- [WRITTEN PROBLEM] Below are the records. List every line holding the word "this".

::: INFORMATION GIVEN

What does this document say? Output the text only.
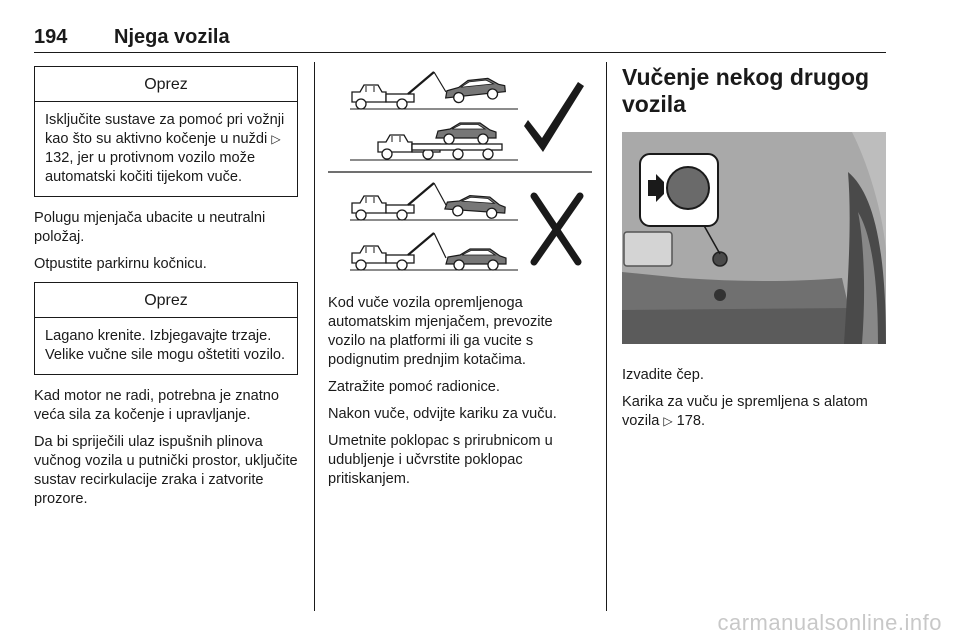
194 Njega vozila
Oprez
Isključite sustave za pomoć pri vožnji kao što su aktivno kočenje u nuždi ▷ 132, jer u protivnom vozilo može automatski kočiti tijekom vuče.

Polugu mjenjača ubacite u neutralni položaj.

Otpustite parkirnu kočnicu.

Oprez
Lagano krenite. Izbjegavajte trzaje. Velike vučne sile mogu oštetiti vozilo.

Kad motor ne radi, potrebna je znatno veća sila za kočenje i upravljanje.

Da bi spriječili ulaz ispušnih plinova vučnog vozila u putnički prostor, uključite sustav recirkulacije zraka i zatvorite prozore.

Kod vuče vozila opremljenoga automatskim mjenjačem, prevozite vozilo na platformi ili ga vucite s podignutim prednjim kotačima.

Zatražite pomoć radionice.

Nakon vuče, odvijte kariku za vuču.

Umetnite poklopac s prirubnicom u udubljenje i učvrstite poklopac pritiskanjem.

Vučenje nekog drugog vozila

Izvadite čep.

Karika za vuču je spremljena s alatom vozila ▷ 178.

carmanualsonline.info
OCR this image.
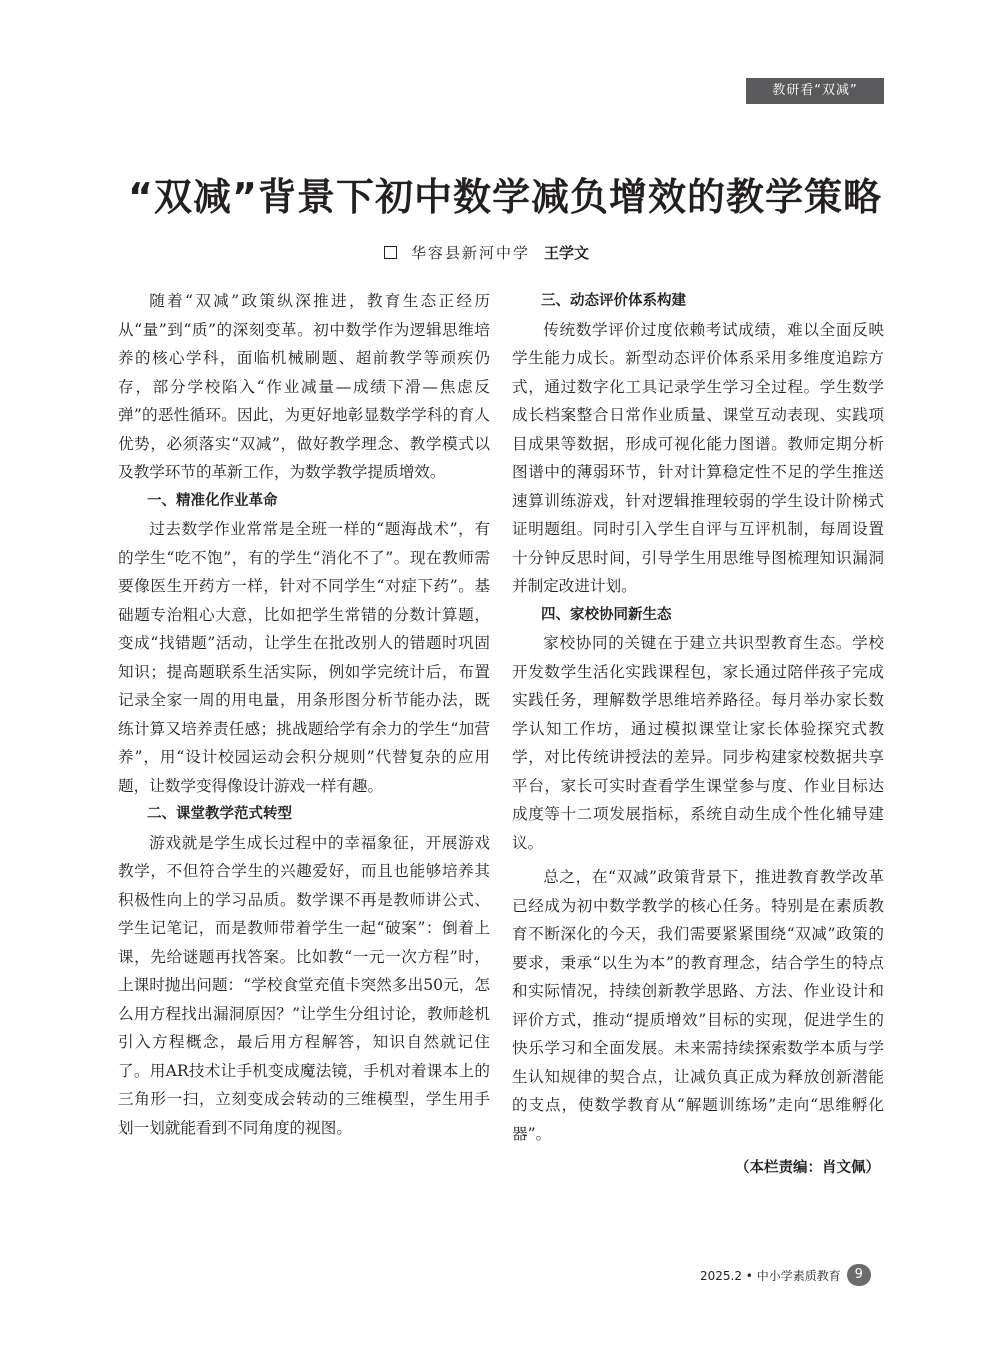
教研看“双减”
“双减”背景下初中数学减负增效的教学策略
华容县新河中学 王学文

随着“双减”政策纵深推进，教育生态正经历从“量”到“质”的深刻变革。初中数学作为逻辑思维培养的核心学科，面临机械刷题、超前教学等顽疾仍存，部分学校陷入“作业减量—成绩下滑—焦虑反弹”的恶性循环。因此，为更好地彰显数学学科的育人优势，必须落实“双减”，做好教学理念、教学模式以及教学环节的革新工作，为数学教学提质增效。

一、精准化作业革命

过去数学作业常常是全班一样的“题海战术”，有的学生“吃不饱”，有的学生“消化不了”。现在教师需要像医生开药方一样，针对不同学生“对症下药”。基础题专治粗心大意，比如把学生常错的分数计算题，变成“找错题”活动，让学生在批改别人的错题时巩固知识；提高题联系生活实际，例如学完统计后，布置记录全家一周的用电量，用条形图分析节能办法，既练计算又培养责任感；挑战题给学有余力的学生“加营养”，用“设计校园运动会积分规则”代替复杂的应用题，让数学变得像设计游戏一样有趣。

二、课堂教学范式转型

游戏就是学生成长过程中的幸福象征，开展游戏教学，不但符合学生的兴趣爱好，而且也能够培养其积极性向上的学习品质。数学课不再是教师讲公式、学生记笔记，而是教师带着学生一起“破案”：倒着上课，先给谜题再找答案。比如教“一元一次方程”时，上课时抛出问题：“学校食堂充值卡突然多出50元，怎么用方程找出漏洞原因？”让学生分组讨论，教师趁机引入方程概念，最后用方程解答，知识自然就记住了。用AR技术让手机变成魔法镜，手机对着课本上的三角形一扫，立刻变成会转动的三维模型，学生用手划一划就能看到不同角度的视图。

三、动态评价体系构建

传统数学评价过度依赖考试成绩，难以全面反映学生能力成长。新型动态评价体系采用多维度追踪方式，通过数字化工具记录学生学习全过程。学生数学成长档案整合日常作业质量、课堂互动表现、实践项目成果等数据，形成可视化能力图谱。教师定期分析图谱中的薄弱环节，针对计算稳定性不足的学生推送速算训练游戏，针对逻辑推理较弱的学生设计阶梯式证明题组。同时引入学生自评与互评机制，每周设置十分钟反思时间，引导学生用思维导图梳理知识漏洞并制定改进计划。

四、家校协同新生态

家校协同的关键在于建立共识型教育生态。学校开发数学生活化实践课程包，家长通过陪伴孩子完成实践任务，理解数学思维培养路径。每月举办家长数学认知工作坊，通过模拟课堂让家长体验探究式教学，对比传统讲授法的差异。同步构建家校数据共享平台，家长可实时查看学生课堂参与度、作业目标达成度等十二项发展指标，系统自动生成个性化辅导建议。

总之，在“双减”政策背景下，推进教育教学改革已经成为初中数学教学的核心任务。特别是在素质教育不断深化的今天，我们需要紧紧围绕“双减”政策的要求，秉承“以生为本”的教育理念，结合学生的特点和实际情况，持续创新教学思路、方法、作业设计和评价方式，推动“提质增效”目标的实现，促进学生的快乐学习和全面发展。未来需持续探索数学本质与学生认知规律的契合点，让减负真正成为释放创新潜能的支点，使数学教育从“解题训练场”走向“思维孵化器”。

（本栏责编：肖文佩）
2025.2 • 中小学素质教育	9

::::::

- [TASK ANSWER]
What does this document say? Output the text only.
OCR this image.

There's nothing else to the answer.